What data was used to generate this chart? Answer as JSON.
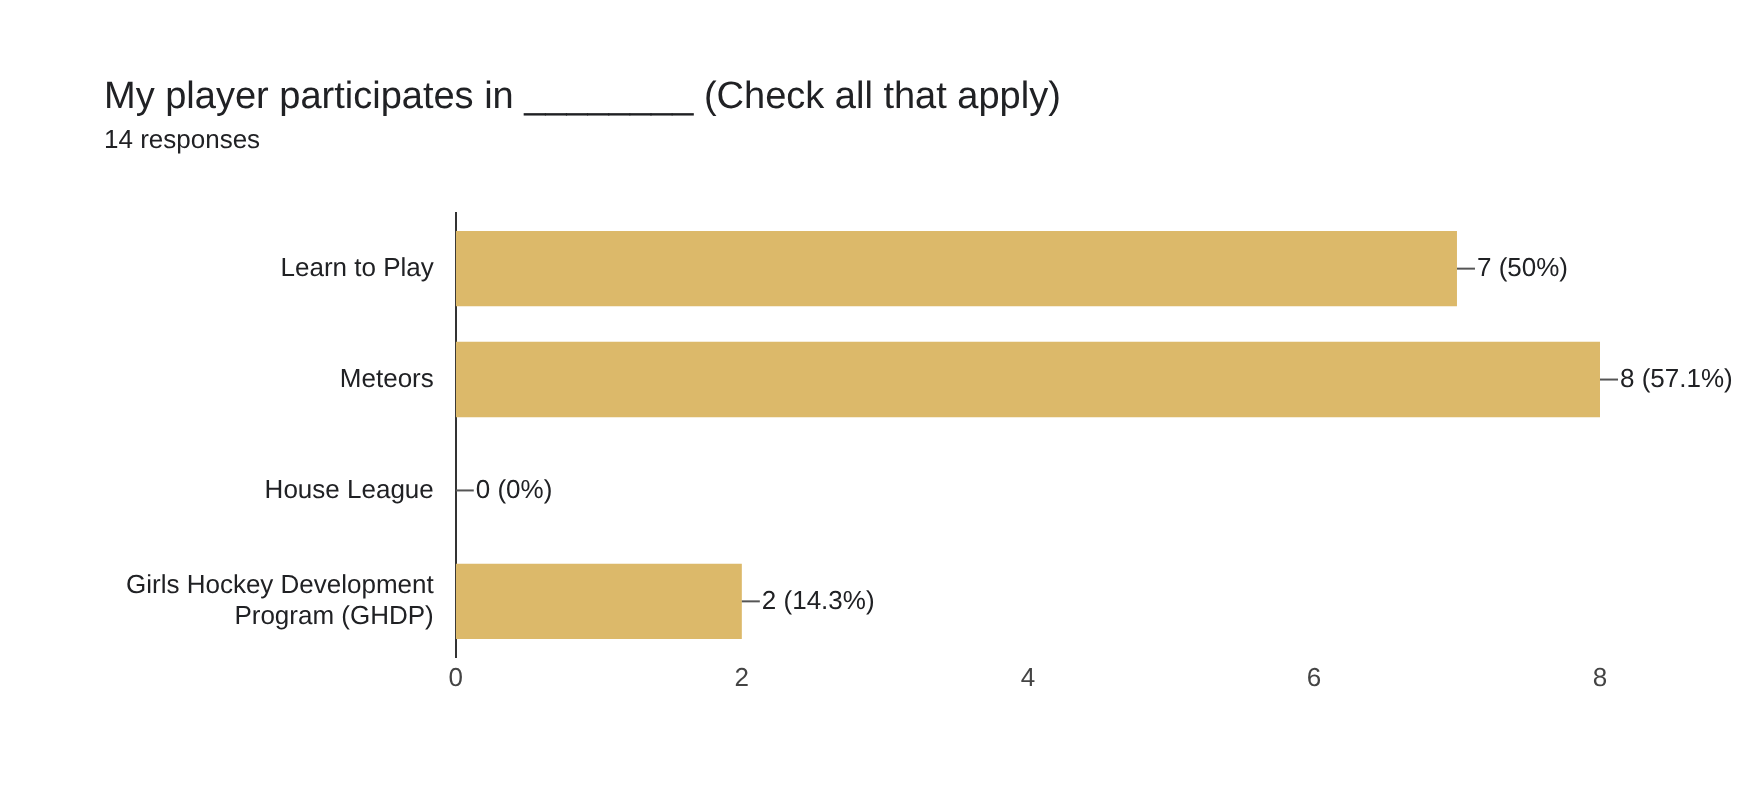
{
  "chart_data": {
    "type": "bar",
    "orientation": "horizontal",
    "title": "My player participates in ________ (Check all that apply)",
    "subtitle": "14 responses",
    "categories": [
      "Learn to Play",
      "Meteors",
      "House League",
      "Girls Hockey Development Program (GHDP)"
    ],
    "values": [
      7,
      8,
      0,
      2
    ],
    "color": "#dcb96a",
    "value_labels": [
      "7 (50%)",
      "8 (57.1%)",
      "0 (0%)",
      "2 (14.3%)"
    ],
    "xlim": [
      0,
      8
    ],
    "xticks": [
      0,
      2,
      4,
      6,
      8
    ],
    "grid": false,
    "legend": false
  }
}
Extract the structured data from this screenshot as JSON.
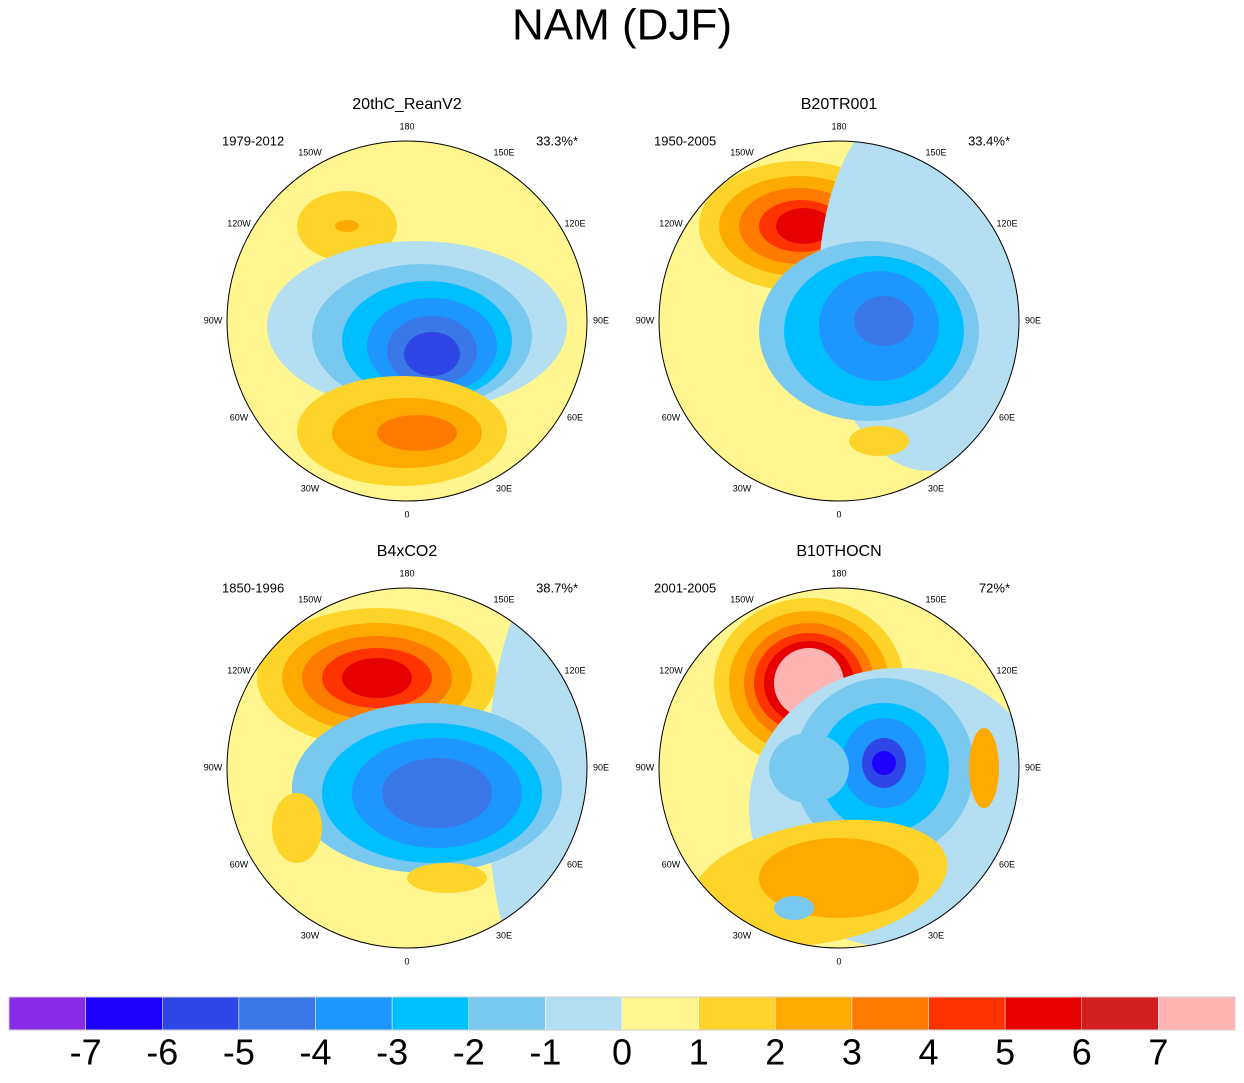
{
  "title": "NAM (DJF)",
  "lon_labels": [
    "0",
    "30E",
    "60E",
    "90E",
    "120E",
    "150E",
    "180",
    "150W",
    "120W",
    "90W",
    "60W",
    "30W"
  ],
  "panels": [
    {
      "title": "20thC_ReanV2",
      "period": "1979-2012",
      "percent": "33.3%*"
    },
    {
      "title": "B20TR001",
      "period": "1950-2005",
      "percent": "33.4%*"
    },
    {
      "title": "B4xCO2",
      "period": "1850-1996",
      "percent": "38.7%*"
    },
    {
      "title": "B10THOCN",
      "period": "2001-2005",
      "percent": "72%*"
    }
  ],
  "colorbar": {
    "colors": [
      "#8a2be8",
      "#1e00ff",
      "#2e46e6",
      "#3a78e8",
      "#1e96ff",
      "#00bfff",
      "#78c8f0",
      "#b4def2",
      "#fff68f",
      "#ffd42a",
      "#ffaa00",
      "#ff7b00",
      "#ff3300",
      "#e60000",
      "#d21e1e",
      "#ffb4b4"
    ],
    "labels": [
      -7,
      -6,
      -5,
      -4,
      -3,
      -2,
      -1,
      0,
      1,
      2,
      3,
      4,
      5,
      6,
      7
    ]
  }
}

## INSTRUCTIONS TO FOLLOW
Find and count the lines of the data that include the string "period", and report that figure by itself.

## EXERCISE RESPONSE
4